• [AIM OF THE TASK]
Go through the entries below and copy each line containing the word "name".

Data listing:
####################
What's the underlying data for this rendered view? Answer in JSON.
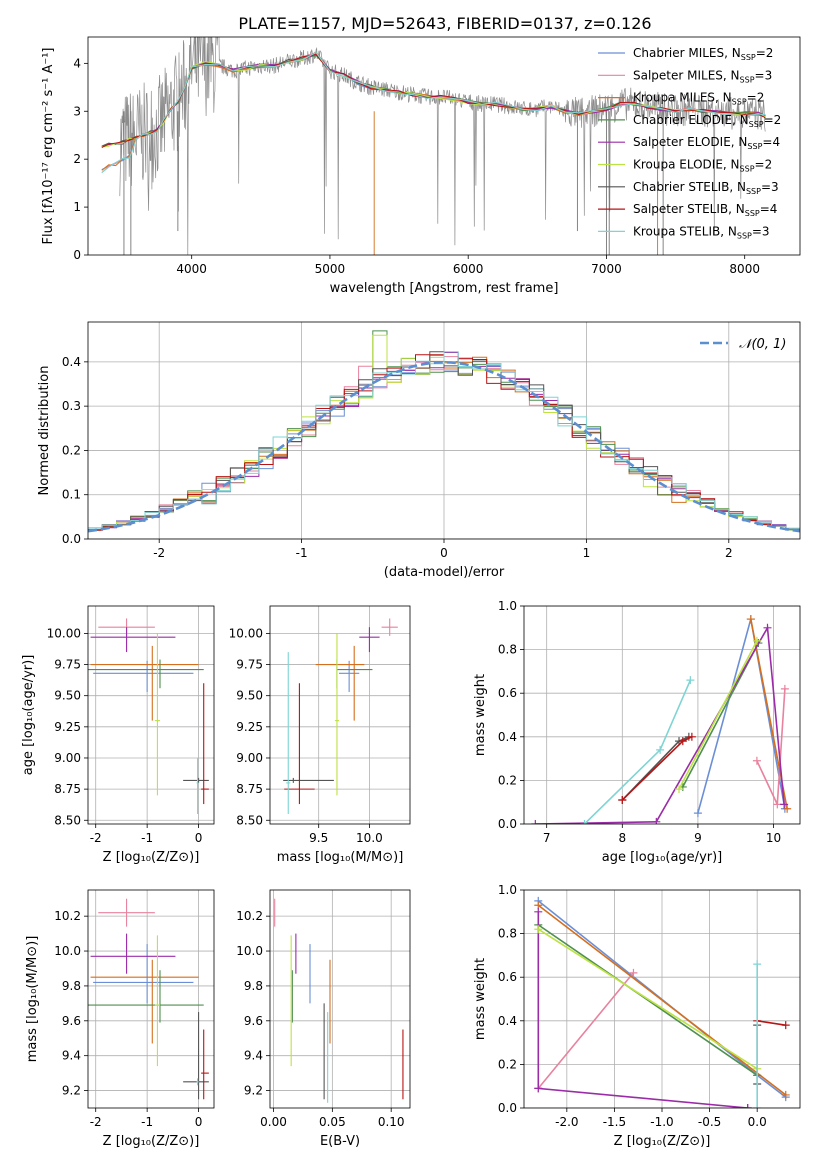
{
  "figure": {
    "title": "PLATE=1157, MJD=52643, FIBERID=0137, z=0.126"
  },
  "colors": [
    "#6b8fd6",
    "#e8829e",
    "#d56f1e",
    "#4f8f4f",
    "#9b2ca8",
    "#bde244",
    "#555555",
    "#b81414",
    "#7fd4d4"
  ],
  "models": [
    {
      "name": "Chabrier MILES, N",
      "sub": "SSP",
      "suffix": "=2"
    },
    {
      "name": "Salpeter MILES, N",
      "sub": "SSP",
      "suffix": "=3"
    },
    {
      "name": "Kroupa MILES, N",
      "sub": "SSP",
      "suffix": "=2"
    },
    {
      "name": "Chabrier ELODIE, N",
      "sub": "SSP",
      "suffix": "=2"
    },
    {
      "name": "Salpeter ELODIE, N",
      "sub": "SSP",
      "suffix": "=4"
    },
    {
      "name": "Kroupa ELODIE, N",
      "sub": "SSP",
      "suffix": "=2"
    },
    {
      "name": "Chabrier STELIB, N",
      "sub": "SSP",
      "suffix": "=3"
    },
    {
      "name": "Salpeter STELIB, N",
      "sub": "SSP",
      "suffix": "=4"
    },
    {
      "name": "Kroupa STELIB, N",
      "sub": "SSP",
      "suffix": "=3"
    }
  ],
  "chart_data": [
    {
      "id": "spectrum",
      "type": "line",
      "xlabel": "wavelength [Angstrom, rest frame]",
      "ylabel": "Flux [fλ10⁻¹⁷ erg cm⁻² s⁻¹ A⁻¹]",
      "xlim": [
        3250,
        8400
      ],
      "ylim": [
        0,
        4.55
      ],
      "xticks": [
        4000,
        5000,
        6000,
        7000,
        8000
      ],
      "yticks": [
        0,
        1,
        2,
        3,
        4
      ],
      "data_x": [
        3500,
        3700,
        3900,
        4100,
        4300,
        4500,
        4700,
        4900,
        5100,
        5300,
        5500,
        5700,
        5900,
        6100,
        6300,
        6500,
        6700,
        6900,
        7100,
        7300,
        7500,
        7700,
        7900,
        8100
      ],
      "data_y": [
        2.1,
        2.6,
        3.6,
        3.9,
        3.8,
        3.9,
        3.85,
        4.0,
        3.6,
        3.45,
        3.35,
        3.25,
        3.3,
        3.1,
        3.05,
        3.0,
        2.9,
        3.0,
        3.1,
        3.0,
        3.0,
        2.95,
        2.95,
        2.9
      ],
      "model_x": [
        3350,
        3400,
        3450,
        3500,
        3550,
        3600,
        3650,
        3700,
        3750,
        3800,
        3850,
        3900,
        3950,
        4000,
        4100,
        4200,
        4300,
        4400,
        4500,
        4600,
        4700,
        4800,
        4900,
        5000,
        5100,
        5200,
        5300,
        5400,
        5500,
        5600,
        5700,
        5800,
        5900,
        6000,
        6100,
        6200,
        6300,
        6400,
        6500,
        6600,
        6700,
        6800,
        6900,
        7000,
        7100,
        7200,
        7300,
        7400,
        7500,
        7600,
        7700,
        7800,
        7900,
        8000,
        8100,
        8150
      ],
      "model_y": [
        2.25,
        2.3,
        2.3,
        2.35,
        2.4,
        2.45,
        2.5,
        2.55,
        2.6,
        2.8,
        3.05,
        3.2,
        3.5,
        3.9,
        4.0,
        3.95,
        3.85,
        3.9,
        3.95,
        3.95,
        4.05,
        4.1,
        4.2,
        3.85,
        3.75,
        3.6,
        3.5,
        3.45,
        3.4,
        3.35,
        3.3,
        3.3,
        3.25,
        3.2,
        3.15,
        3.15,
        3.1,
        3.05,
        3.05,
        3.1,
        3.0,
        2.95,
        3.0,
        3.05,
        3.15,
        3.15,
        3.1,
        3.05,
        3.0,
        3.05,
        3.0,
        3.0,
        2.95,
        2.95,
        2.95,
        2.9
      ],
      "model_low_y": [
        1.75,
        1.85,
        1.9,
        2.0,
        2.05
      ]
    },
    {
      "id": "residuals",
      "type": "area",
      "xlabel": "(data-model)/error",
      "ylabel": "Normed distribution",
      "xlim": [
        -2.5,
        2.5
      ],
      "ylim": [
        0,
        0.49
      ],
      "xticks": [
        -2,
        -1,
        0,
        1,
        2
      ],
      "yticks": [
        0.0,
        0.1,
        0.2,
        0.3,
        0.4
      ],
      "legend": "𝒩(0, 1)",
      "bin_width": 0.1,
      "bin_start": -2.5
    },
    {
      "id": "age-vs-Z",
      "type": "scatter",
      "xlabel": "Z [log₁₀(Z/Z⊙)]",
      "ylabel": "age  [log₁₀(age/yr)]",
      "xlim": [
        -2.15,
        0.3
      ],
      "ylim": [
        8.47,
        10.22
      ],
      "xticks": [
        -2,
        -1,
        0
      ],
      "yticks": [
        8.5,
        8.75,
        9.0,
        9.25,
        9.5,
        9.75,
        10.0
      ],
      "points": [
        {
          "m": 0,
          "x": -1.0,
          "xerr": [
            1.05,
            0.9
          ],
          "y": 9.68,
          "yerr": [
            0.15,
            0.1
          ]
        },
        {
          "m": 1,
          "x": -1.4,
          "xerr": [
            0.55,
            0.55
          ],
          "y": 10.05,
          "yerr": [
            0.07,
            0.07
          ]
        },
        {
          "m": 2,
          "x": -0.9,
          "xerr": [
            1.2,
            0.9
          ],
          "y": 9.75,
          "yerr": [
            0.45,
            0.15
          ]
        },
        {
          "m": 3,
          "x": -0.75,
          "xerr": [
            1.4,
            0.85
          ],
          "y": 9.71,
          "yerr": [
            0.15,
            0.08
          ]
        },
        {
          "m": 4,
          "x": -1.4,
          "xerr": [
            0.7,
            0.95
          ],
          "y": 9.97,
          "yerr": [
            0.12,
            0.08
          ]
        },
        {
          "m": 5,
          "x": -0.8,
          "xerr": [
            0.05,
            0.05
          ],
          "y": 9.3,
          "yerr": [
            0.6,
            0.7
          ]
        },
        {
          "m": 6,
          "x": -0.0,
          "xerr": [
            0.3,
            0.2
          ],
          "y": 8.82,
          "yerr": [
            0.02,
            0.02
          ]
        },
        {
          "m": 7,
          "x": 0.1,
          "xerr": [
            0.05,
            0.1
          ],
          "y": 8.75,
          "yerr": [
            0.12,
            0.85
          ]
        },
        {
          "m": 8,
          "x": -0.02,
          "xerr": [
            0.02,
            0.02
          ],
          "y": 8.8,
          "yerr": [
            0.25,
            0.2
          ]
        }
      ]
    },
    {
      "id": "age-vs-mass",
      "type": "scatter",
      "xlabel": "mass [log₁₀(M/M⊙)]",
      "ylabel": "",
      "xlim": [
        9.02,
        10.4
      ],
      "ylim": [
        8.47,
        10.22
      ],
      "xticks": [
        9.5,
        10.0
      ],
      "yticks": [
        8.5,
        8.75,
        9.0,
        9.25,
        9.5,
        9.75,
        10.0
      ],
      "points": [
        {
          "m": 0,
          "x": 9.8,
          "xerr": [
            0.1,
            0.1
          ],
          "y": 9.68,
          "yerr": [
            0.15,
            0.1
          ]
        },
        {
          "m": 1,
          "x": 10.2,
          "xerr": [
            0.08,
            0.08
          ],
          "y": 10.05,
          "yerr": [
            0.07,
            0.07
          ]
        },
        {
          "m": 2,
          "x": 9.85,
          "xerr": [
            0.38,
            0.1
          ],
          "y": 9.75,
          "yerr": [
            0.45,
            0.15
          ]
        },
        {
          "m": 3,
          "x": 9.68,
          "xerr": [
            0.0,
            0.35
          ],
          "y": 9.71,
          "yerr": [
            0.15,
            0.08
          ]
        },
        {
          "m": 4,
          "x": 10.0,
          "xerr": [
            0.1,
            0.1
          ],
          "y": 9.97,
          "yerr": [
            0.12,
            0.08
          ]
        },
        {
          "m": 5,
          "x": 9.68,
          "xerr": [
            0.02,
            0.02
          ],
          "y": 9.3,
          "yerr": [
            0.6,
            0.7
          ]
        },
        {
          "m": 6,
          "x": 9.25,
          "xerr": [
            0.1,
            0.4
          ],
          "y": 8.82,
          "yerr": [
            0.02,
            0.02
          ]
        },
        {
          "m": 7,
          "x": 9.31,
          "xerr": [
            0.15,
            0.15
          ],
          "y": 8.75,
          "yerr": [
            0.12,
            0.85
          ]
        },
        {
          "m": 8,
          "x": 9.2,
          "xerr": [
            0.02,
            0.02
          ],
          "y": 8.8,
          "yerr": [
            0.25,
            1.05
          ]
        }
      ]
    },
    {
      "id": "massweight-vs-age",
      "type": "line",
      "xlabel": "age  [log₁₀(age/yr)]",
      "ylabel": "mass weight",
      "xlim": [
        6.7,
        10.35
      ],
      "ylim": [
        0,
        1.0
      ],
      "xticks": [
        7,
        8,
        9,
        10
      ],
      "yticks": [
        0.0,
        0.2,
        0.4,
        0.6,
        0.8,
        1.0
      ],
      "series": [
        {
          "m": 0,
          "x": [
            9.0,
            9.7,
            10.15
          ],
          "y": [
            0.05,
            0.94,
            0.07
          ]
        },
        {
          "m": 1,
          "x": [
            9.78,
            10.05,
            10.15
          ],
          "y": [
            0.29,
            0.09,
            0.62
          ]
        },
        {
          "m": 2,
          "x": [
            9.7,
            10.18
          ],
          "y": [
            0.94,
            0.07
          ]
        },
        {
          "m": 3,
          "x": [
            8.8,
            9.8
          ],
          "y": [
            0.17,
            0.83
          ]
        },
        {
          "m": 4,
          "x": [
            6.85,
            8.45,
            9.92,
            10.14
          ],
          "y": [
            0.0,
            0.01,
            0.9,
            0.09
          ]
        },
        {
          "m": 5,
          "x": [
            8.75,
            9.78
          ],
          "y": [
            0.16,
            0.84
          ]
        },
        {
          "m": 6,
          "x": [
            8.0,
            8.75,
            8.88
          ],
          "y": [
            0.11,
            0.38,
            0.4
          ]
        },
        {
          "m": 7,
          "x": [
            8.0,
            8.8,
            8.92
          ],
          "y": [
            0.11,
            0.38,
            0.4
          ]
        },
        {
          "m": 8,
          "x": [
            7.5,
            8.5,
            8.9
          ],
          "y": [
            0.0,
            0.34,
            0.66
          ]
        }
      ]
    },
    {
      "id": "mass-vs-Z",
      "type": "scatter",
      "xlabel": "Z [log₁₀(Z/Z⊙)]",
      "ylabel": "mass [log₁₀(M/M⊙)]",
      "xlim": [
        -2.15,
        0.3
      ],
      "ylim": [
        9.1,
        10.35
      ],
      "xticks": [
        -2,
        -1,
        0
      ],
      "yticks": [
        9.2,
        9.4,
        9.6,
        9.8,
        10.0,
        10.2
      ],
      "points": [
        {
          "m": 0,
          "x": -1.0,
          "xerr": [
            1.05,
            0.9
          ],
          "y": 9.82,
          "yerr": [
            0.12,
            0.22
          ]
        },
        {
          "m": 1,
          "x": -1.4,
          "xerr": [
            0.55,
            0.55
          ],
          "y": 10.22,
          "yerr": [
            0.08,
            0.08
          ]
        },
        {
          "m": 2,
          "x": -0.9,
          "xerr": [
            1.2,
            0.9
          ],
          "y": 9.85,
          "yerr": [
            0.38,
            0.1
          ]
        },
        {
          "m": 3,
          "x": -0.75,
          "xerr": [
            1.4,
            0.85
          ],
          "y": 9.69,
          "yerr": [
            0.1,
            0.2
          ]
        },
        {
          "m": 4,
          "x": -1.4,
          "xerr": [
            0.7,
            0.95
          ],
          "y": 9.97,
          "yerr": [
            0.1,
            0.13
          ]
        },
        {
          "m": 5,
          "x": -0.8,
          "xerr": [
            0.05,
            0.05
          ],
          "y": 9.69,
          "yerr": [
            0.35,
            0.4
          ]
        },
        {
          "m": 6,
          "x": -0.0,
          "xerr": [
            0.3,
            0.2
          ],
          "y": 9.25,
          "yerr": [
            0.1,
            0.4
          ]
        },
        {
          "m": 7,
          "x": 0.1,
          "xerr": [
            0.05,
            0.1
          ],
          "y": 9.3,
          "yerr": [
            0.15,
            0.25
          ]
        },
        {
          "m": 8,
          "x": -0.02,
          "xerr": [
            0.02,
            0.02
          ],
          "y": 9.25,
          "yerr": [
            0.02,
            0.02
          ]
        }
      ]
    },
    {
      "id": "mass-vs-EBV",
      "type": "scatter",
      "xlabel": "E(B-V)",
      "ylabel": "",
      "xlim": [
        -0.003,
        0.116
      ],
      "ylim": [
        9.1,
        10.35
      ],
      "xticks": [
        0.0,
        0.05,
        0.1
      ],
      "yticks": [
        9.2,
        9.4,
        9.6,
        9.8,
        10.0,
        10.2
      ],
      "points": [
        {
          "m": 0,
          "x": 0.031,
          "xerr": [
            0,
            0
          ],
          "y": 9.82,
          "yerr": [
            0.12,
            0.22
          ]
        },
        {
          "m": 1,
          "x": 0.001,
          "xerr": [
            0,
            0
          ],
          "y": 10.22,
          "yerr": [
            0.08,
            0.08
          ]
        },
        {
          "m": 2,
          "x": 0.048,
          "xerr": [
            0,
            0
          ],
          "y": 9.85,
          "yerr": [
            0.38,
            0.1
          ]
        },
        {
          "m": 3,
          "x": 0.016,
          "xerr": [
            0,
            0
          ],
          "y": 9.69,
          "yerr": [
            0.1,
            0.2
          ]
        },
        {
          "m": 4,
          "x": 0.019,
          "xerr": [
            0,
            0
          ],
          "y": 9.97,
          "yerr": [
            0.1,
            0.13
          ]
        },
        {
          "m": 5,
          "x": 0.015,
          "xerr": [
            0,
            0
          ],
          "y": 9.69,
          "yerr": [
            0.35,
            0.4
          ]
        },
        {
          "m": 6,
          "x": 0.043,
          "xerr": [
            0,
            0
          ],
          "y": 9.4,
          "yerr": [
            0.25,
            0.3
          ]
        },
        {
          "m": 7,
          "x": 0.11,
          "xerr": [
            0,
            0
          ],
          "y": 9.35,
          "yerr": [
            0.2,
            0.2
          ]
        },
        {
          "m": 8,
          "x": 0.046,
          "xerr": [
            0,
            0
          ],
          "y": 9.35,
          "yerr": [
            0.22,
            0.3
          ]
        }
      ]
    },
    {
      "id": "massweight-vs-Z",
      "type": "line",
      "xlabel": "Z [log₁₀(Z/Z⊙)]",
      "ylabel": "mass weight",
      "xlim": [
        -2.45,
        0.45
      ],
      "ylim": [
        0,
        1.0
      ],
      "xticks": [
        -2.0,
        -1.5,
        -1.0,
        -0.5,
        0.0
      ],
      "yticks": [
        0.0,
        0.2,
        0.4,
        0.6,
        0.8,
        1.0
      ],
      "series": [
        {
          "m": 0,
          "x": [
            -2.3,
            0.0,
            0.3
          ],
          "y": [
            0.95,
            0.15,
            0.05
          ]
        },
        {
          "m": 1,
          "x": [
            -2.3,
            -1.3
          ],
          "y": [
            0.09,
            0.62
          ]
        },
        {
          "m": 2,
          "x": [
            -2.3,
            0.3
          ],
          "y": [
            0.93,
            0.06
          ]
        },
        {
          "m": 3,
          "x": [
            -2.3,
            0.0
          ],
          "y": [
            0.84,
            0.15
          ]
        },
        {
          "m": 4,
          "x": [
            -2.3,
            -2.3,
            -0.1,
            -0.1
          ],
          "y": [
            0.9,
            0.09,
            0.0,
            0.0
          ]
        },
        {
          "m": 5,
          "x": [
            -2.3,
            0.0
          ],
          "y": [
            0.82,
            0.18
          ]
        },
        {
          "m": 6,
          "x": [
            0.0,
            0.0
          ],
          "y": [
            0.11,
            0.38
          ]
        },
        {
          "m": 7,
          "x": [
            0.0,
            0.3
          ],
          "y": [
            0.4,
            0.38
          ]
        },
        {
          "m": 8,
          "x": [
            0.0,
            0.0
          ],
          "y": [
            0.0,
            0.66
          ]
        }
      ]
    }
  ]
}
####################
• [SOLUTION TO THIS PROBLEM]
      "name": "Chabrier MILES, N",
      "name": "Salpeter MILES, N",
      "name": "Kroupa MILES, N",
      "name": "Chabrier ELODIE, N",
      "name": "Salpeter ELODIE, N",
      "name": "Kroupa ELODIE, N",
      "name": "Chabrier STELIB, N",
      "name": "Salpeter STELIB, N",
      "name": "Kroupa STELIB, N",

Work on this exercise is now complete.